SET TASK: Find the lines that hold "民心工程". Report only how many there are.

SUPPLIED RECORDS:
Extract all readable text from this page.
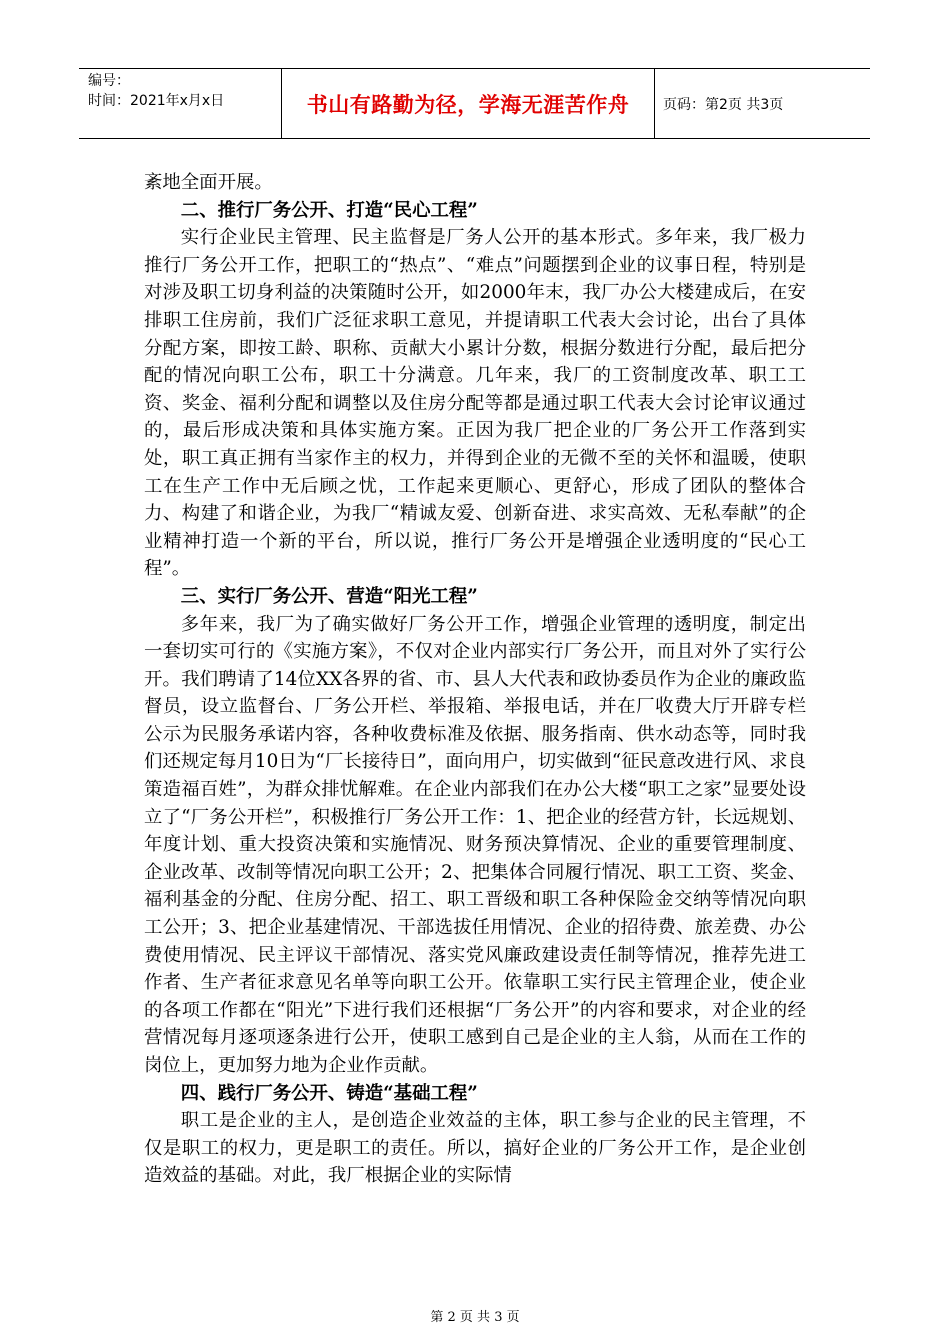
编号：
时间：2021年x月x日	书山有路勤为径，学海无涯苦作舟	页码：第2页 共3页

紊地全面开展。

二、推行厂务公开、打造“民心工程”

实行企业民主管理、民主监督是厂务人公开的基本形式。多年来，我厂极力推行厂务公开工作，把职工的“热点”、“难点”问题摆到企业的议事日程，特别是对涉及职工切身利益的决策随时公开，如2000年末，我厂办公大楼建成后，在安排职工住房前，我们广泛征求职工意见，并提请职工代表大会讨论，出台了具体分配方案，即按工龄、职称、贡献大小累计分数，根据分数进行分配，最后把分配的情况向职工公布，职工十分满意。几年来，我厂的工资制度改革、职工工资、奖金、福利分配和调整以及住房分配等都是通过职工代表大会讨论审议通过的，最后形成决策和具体实施方案。正因为我厂把企业的厂务公开工作落到实处，职工真正拥有当家作主的权力，并得到企业的无微不至的关怀和温暖，使职工在生产工作中无后顾之忧，工作起来更顺心、更舒心，形成了团队的整体合力、构建了和谐企业，为我厂“精诚友爱、创新奋进、求实高效、无私奉献”的企业精神打造一个新的平台，所以说，推行厂务公开是增强企业透明度的“民心工程”。

三、实行厂务公开、营造“阳光工程”

多年来，我厂为了确实做好厂务公开工作，增强企业管理的透明度，制定出一套切实可行的《实施方案》，不仅对企业内部实行厂务公开，而且对外了实行公开。我们聘请了14位XX各界的省、市、县人大代表和政协委员作为企业的廉政监督员，设立监督台、厂务公开栏、举报箱、举报电话，并在厂收费大厅开辟专栏公示为民服务承诺内容，各种收费标准及依据、服务指南、供水动态等，同时我们还规定每月10日为“厂长接待日”，面向用户，切实做到“征民意改进行风、求良策造福百姓”，为群众排忧解难。在企业内部我们在办公大楼“职工之家”显要处设立了“厂务公开栏”，积极推行厂务公开工作：1、把企业的经营方针，长远规划、年度计划、重大投资决策和实施情况、财务预决算情况、企业的重要管理制度、企业改革、改制等情况向职工公开；2、把集体合同履行情况、职工工资、奖金、福利基金的分配、住房分配、招工、职工晋级和职工各种保险金交纳等情况向职工公开；3、把企业基建情况、干部选拔任用情况、企业的招待费、旅差费、办公费使用情况、民主评议干部情况、落实党风廉政建设责任制等情况，推荐先进工作者、生产者征求意见名单等向职工公开。依靠职工实行民主管理企业，使企业的各项工作都在“阳光”下进行我们还根据“厂务公开”的内容和要求，对企业的经营情况每月逐项逐条进行公开，使职工感到自己是企业的主人翁，从而在工作的岗位上，更加努力地为企业作贡献。

四、践行厂务公开、铸造“基础工程”

职工是企业的主人，是创造企业效益的主体，职工参与企业的民主管理，不仅是职工的权力，更是职工的责任。所以，搞好企业的厂务公开工作，是企业创造效益的基础。对此，我厂根据企业的实际情

第 2 页 共 3 页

FULL ANSWER: 2